Some records
+ + + + +
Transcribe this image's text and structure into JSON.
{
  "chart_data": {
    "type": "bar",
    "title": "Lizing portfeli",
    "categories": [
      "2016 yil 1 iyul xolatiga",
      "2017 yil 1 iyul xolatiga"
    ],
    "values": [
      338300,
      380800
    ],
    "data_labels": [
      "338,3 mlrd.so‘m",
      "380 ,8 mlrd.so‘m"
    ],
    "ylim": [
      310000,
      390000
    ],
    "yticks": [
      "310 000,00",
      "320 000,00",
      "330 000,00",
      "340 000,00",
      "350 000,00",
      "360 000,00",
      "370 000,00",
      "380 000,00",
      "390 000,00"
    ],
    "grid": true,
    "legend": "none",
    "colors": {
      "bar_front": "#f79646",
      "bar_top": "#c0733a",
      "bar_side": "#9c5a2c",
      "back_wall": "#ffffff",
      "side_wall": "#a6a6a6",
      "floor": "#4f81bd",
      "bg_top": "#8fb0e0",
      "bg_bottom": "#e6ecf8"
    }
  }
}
+ + + + +
## Directions for this task
Using the records above, select and copy every line that has the word "xolatiga".

## Output
      "2016 yil 1 iyul xolatiga",
      "2017 yil 1 iyul xolatiga"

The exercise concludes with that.